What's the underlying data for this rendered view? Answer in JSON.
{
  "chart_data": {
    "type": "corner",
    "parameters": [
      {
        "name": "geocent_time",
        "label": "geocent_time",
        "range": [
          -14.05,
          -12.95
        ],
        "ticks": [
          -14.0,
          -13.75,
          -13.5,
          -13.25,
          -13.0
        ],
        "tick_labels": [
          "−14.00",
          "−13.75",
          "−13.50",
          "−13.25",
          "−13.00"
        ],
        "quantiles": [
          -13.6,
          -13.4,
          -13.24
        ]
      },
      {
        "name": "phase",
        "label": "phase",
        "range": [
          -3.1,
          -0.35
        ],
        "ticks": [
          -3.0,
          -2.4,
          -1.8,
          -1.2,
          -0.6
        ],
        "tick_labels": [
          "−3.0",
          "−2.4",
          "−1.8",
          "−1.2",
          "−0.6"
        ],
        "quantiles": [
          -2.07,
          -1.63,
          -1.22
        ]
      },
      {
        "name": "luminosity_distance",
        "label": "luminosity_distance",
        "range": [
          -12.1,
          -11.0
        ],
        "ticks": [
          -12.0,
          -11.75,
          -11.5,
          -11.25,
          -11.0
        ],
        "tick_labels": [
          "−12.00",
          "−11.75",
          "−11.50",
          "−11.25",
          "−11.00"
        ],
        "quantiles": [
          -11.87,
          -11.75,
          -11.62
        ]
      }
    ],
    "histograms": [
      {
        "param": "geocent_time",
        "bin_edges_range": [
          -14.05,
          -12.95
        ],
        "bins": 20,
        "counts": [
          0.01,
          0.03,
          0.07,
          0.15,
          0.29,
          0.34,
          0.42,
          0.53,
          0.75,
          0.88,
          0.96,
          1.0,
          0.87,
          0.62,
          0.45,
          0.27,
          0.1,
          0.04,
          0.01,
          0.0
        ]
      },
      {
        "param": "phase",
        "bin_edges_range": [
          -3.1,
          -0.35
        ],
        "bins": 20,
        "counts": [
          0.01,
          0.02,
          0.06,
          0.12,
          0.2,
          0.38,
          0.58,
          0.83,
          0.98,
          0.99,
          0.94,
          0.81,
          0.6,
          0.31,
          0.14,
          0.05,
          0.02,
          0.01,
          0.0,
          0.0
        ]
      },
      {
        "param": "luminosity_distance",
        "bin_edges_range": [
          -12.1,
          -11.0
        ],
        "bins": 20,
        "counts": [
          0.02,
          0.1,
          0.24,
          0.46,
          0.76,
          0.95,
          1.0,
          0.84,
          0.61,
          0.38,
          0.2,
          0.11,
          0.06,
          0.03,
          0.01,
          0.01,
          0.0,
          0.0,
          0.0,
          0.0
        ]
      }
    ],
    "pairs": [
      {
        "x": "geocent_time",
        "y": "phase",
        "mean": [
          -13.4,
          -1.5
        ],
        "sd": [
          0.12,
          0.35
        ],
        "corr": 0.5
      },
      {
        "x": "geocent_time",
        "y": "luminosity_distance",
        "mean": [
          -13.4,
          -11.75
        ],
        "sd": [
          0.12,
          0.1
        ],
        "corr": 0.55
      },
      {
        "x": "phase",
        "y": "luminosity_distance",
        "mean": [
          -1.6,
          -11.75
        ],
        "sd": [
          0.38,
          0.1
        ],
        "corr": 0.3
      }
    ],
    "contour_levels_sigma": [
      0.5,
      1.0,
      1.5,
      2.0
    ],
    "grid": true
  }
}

***

Pick each line holding the word "phase" out of the data and copy it.

        "name": "phase",
        "label": "phase",
        "param": "phase",
        "y": "phase",
        "x": "phase",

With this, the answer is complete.